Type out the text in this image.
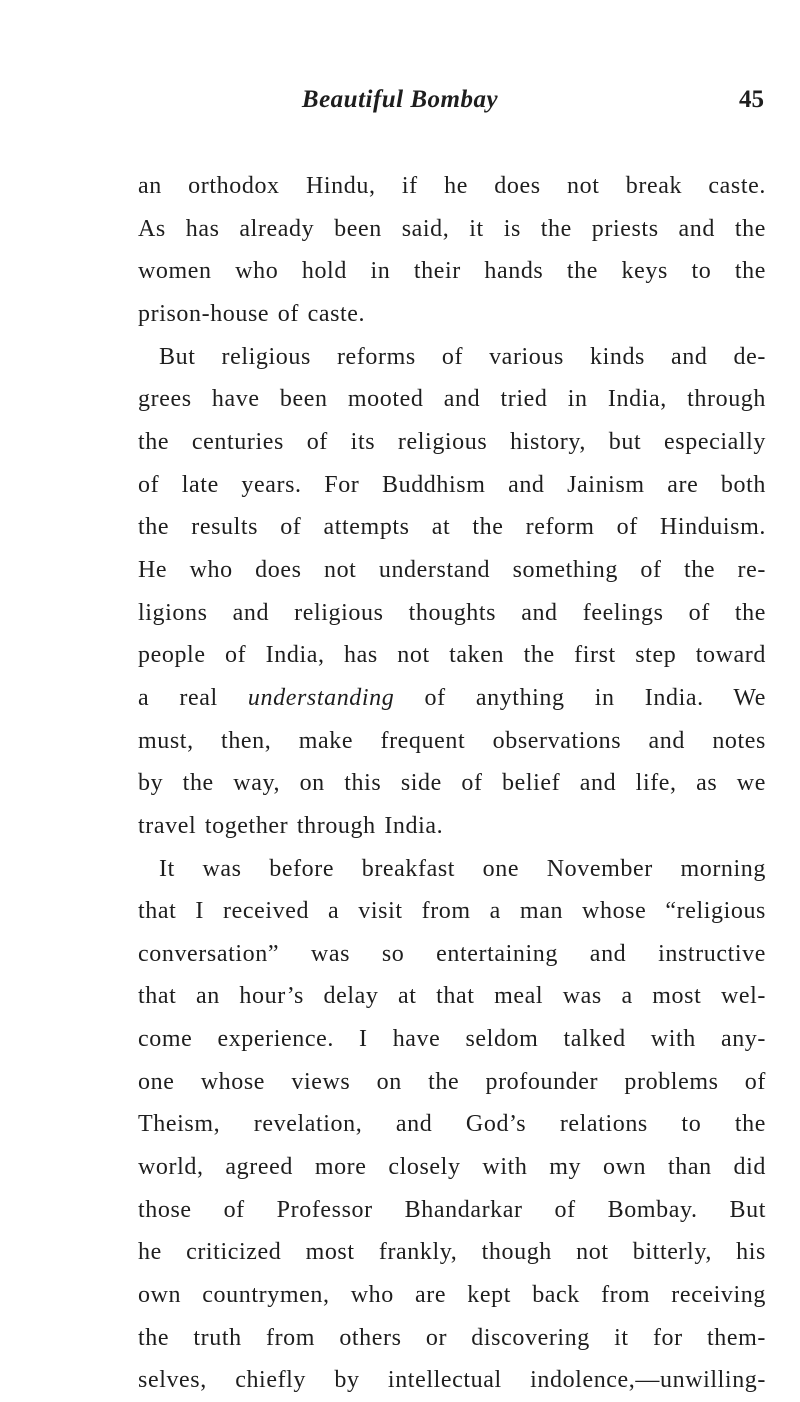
Beautiful Bombay	45
an orthodox Hindu, if he does not break caste.
As has already been said, it is the priests and the
women who hold in their hands the keys to the
prison-house of caste.
But religious reforms of various kinds and de-
grees have been mooted and tried in India, through
the centuries of its religious history, but especially
of late years. For Buddhism and Jainism are both
the results of attempts at the reform of Hinduism.
He who does not understand something of the re-
ligions and religious thoughts and feelings of the
people of India, has not taken the first step toward
a real understanding of anything in India. We
must, then, make frequent observations and notes
by the way, on this side of belief and life, as we
travel together through India.
It was before breakfast one November morning
that I received a visit from a man whose “religious
conversation” was so entertaining and instructive
that an hour’s delay at that meal was a most wel-
come experience. I have seldom talked with any-
one whose views on the profounder problems of
Theism, revelation, and God’s relations to the
world, agreed more closely with my own than did
those of Professor Bhandarkar of Bombay. But
he criticized most frankly, though not bitterly, his
own countrymen, who are kept back from receiving
the truth from others or discovering it for them-
selves, chiefly by intellectual indolence,—unwilling-
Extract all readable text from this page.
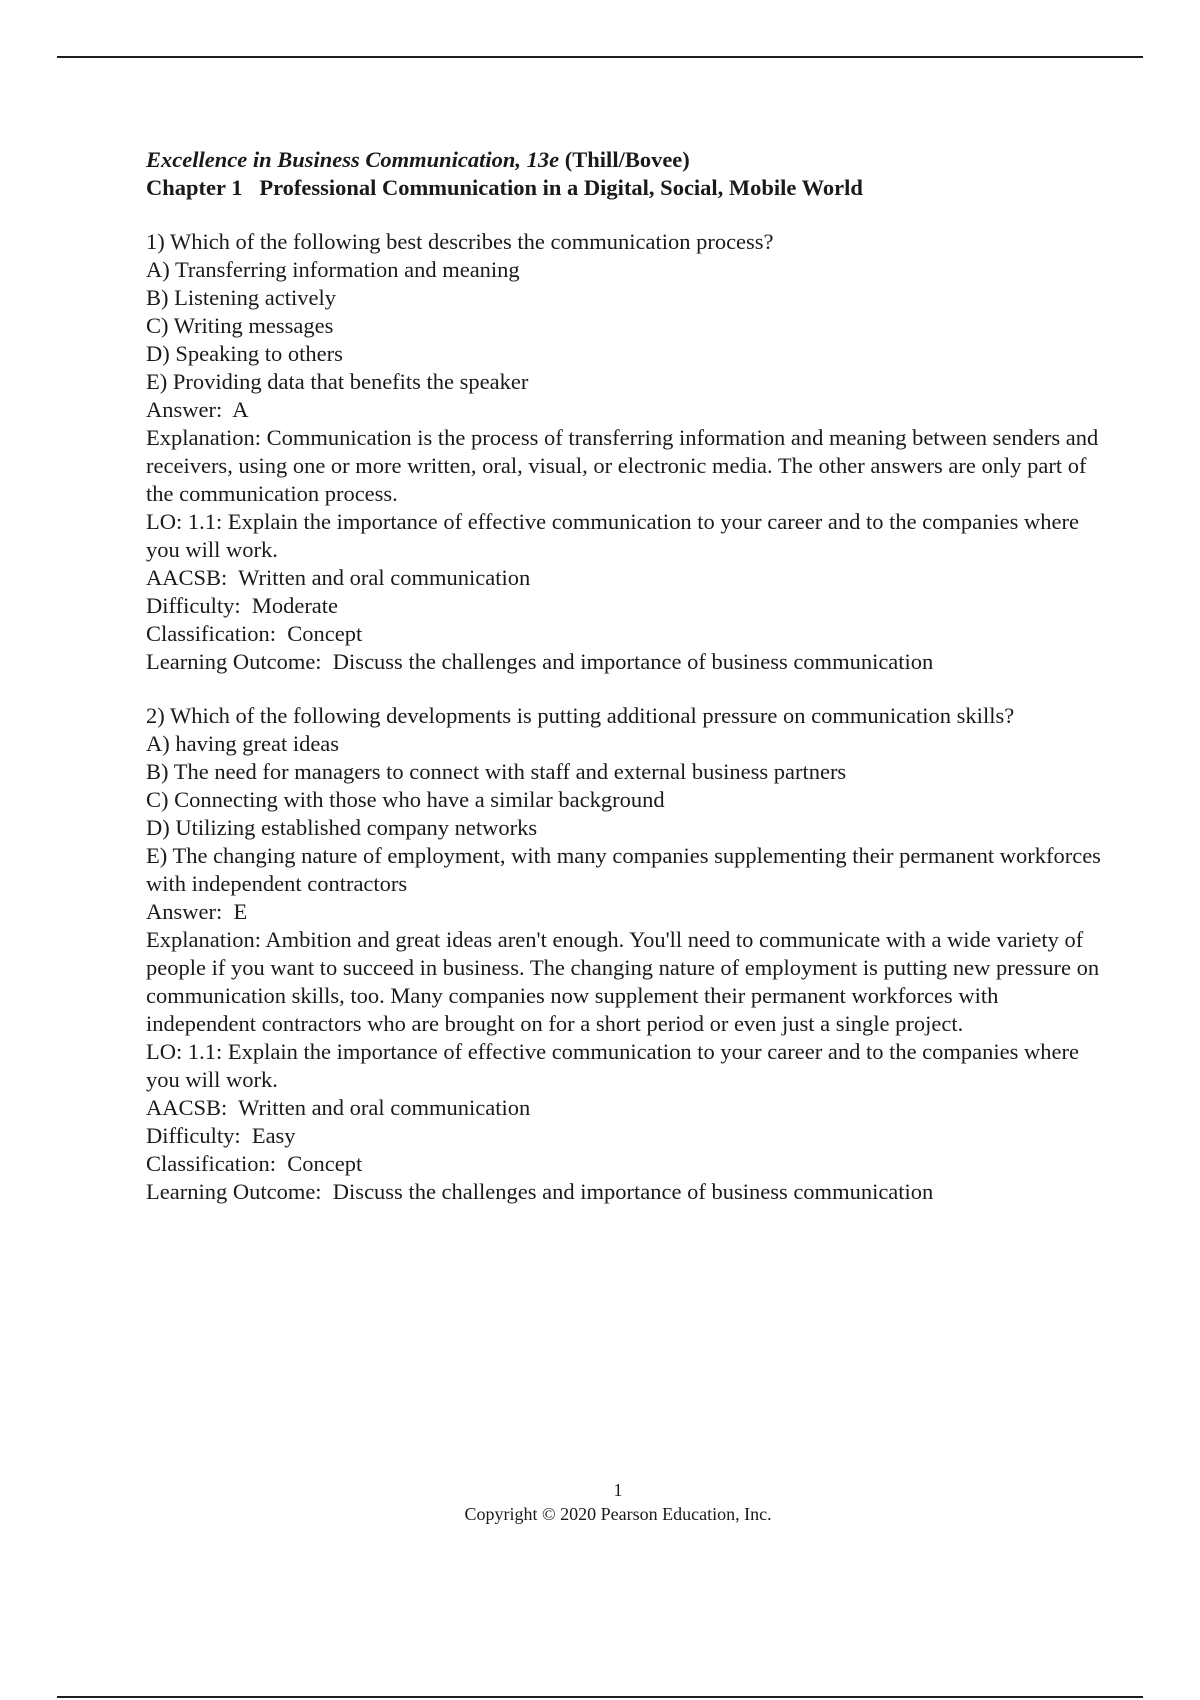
Excellence in Business Communication, 13e (Thill/Bovee)
Chapter 1   Professional Communication in a Digital, Social, Mobile World
1) Which of the following best describes the communication process?
A) Transferring information and meaning
B) Listening actively
C) Writing messages
D) Speaking to others
E) Providing data that benefits the speaker
Answer:  A
Explanation: Communication is the process of transferring information and meaning between senders and receivers, using one or more written, oral, visual, or electronic media. The other answers are only part of the communication process.
LO: 1.1: Explain the importance of effective communication to your career and to the companies where you will work.
AACSB:  Written and oral communication
Difficulty:  Moderate
Classification:  Concept
Learning Outcome:  Discuss the challenges and importance of business communication
2) Which of the following developments is putting additional pressure on communication skills?
A) having great ideas
B) The need for managers to connect with staff and external business partners
C) Connecting with those who have a similar background
D) Utilizing established company networks
E) The changing nature of employment, with many companies supplementing their permanent workforces with independent contractors
Answer:  E
Explanation: Ambition and great ideas aren't enough. You'll need to communicate with a wide variety of people if you want to succeed in business. The changing nature of employment is putting new pressure on communication skills, too. Many companies now supplement their permanent workforces with independent contractors who are brought on for a short period or even just a single project.
LO: 1.1: Explain the importance of effective communication to your career and to the companies where you will work.
AACSB:  Written and oral communication
Difficulty:  Easy
Classification:  Concept
Learning Outcome:  Discuss the challenges and importance of business communication
1
Copyright © 2020 Pearson Education, Inc.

════════════════════

> _WRITTEN TASK_: Without the pictures, repeat all the records word for word.

> _RESULT_:
Type out the text in this image.
Beautiful Bombay	45
an orthodox Hindu, if he does not break caste.
As has already been said, it is the priests and the
women who hold in their hands the keys to the
prison-house of caste.
But religious reforms of various kinds and de-
grees have been mooted and tried in India, through
the centuries of its religious history, but especially
of late years. For Buddhism and Jainism are both
the results of attempts at the reform of Hinduism.
He who does not understand something of the re-
ligions and religious thoughts and feelings of the
people of India, has not taken the first step toward
a real understanding of anything in India. We
must, then, make frequent observations and notes
by the way, on this side of belief and life, as we
travel together through India.
It was before breakfast one November morning
that I received a visit from a man whose “religious
conversation” was so entertaining and instructive
that an hour’s delay at that meal was a most wel-
come experience. I have seldom talked with any-
one whose views on the profounder problems of
Theism, revelation, and God’s relations to the
world, agreed more closely with my own than did
those of Professor Bhandarkar of Bombay. But
he criticized most frankly, though not bitterly, his
own countrymen, who are kept back from receiving
the truth from others or discovering it for them-
selves, chiefly by intellectual indolence,—unwilling-
Extract all readable text from this page.
Excellence in Business Communication, 13e (Thill/Bovee)
Chapter 1   Professional Communication in a Digital, Social, Mobile World
1) Which of the following best describes the communication process?
A) Transferring information and meaning
B) Listening actively
C) Writing messages
D) Speaking to others
E) Providing data that benefits the speaker
Answer:  A
Explanation: Communication is the process of transferring information and meaning between senders and receivers, using one or more written, oral, visual, or electronic media. The other answers are only part of the communication process.
LO: 1.1: Explain the importance of effective communication to your career and to the companies where you will work.
AACSB:  Written and oral communication
Difficulty:  Moderate
Classification:  Concept
Learning Outcome:  Discuss the challenges and importance of business communication
2) Which of the following developments is putting additional pressure on communication skills?
A) having great ideas
B) The need for managers to connect with staff and external business partners
C) Connecting with those who have a similar background
D) Utilizing established company networks
E) The changing nature of employment, with many companies supplementing their permanent workforces with independent contractors
Answer:  E
Explanation: Ambition and great ideas aren't enough. You'll need to communicate with a wide variety of people if you want to succeed in business. The changing nature of employment is putting new pressure on communication skills, too. Many companies now supplement their permanent workforces with independent contractors who are brought on for a short period or even just a single project.
LO: 1.1: Explain the importance of effective communication to your career and to the companies where you will work.
AACSB:  Written and oral communication
Difficulty:  Easy
Classification:  Concept
Learning Outcome:  Discuss the challenges and importance of business communication
1
Copyright © 2020 Pearson Education, Inc.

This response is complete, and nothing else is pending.